__SUPPLIED ENTRIES__:

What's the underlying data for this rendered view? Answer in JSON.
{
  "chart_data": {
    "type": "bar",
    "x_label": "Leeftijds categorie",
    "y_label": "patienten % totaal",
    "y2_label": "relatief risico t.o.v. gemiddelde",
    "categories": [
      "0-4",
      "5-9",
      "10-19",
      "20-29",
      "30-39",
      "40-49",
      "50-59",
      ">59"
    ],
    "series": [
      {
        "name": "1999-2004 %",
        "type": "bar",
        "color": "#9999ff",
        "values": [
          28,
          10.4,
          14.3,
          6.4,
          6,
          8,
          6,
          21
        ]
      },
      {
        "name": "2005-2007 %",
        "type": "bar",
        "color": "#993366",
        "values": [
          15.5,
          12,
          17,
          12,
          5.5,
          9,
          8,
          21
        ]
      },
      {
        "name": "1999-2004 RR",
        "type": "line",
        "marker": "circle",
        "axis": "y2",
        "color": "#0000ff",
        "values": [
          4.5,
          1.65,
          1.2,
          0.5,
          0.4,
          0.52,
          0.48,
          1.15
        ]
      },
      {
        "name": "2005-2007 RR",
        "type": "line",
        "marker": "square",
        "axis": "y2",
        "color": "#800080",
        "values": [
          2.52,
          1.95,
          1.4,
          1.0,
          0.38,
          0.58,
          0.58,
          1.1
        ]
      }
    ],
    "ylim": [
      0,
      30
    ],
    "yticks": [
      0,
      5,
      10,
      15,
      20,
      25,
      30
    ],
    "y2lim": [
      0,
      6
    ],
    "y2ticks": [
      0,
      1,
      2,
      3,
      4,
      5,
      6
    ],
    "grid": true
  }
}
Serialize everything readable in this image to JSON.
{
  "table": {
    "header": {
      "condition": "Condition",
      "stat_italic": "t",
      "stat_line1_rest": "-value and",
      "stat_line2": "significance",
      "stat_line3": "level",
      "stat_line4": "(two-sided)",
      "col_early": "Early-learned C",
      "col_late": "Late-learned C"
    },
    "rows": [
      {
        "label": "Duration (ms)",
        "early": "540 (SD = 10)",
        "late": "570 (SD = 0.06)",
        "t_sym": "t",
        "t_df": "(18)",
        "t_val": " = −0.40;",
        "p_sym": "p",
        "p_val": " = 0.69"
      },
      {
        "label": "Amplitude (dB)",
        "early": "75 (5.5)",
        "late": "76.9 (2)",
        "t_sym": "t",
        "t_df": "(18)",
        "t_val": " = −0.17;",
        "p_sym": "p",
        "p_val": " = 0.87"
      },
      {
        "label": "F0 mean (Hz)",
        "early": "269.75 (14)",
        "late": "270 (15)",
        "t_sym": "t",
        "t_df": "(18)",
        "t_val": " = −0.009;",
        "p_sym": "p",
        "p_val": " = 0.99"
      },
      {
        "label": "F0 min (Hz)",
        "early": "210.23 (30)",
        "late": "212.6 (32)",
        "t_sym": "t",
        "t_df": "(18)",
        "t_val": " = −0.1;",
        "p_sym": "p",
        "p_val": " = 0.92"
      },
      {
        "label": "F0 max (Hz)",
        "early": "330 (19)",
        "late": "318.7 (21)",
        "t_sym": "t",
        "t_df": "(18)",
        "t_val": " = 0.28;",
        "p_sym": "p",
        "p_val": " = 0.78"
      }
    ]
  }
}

__WHAT YOU WILL DO__:
Take the lines above and print them exactly.

__RESPONSE TO THIS EXERCISE__:
What's the underlying data for this rendered view? Answer in JSON.
{
  "chart_data": {
    "type": "bar",
    "x_label": "Leeftijds categorie",
    "y_label": "patienten % totaal",
    "y2_label": "relatief risico t.o.v. gemiddelde",
    "categories": [
      "0-4",
      "5-9",
      "10-19",
      "20-29",
      "30-39",
      "40-49",
      "50-59",
      ">59"
    ],
    "series": [
      {
        "name": "1999-2004 %",
        "type": "bar",
        "color": "#9999ff",
        "values": [
          28,
          10.4,
          14.3,
          6.4,
          6,
          8,
          6,
          21
        ]
      },
      {
        "name": "2005-2007 %",
        "type": "bar",
        "color": "#993366",
        "values": [
          15.5,
          12,
          17,
          12,
          5.5,
          9,
          8,
          21
        ]
      },
      {
        "name": "1999-2004 RR",
        "type": "line",
        "marker": "circle",
        "axis": "y2",
        "color": "#0000ff",
        "values": [
          4.5,
          1.65,
          1.2,
          0.5,
          0.4,
          0.52,
          0.48,
          1.15
        ]
      },
      {
        "name": "2005-2007 RR",
        "type": "line",
        "marker": "square",
        "axis": "y2",
        "color": "#800080",
        "values": [
          2.52,
          1.95,
          1.4,
          1.0,
          0.38,
          0.58,
          0.58,
          1.1
        ]
      }
    ],
    "ylim": [
      0,
      30
    ],
    "yticks": [
      0,
      5,
      10,
      15,
      20,
      25,
      30
    ],
    "y2lim": [
      0,
      6
    ],
    "y2ticks": [
      0,
      1,
      2,
      3,
      4,
      5,
      6
    ],
    "grid": true
  }
}
Serialize everything readable in this image to JSON.
{
  "table": {
    "header": {
      "condition": "Condition",
      "stat_italic": "t",
      "stat_line1_rest": "-value and",
      "stat_line2": "significance",
      "stat_line3": "level",
      "stat_line4": "(two-sided)",
      "col_early": "Early-learned C",
      "col_late": "Late-learned C"
    },
    "rows": [
      {
        "label": "Duration (ms)",
        "early": "540 (SD = 10)",
        "late": "570 (SD = 0.06)",
        "t_sym": "t",
        "t_df": "(18)",
        "t_val": " = −0.40;",
        "p_sym": "p",
        "p_val": " = 0.69"
      },
      {
        "label": "Amplitude (dB)",
        "early": "75 (5.5)",
        "late": "76.9 (2)",
        "t_sym": "t",
        "t_df": "(18)",
        "t_val": " = −0.17;",
        "p_sym": "p",
        "p_val": " = 0.87"
      },
      {
        "label": "F0 mean (Hz)",
        "early": "269.75 (14)",
        "late": "270 (15)",
        "t_sym": "t",
        "t_df": "(18)",
        "t_val": " = −0.009;",
        "p_sym": "p",
        "p_val": " = 0.99"
      },
      {
        "label": "F0 min (Hz)",
        "early": "210.23 (30)",
        "late": "212.6 (32)",
        "t_sym": "t",
        "t_df": "(18)",
        "t_val": " = −0.1;",
        "p_sym": "p",
        "p_val": " = 0.92"
      },
      {
        "label": "F0 max (Hz)",
        "early": "330 (19)",
        "late": "318.7 (21)",
        "t_sym": "t",
        "t_df": "(18)",
        "t_val": " = 0.28;",
        "p_sym": "p",
        "p_val": " = 0.78"
      }
    ]
  }
}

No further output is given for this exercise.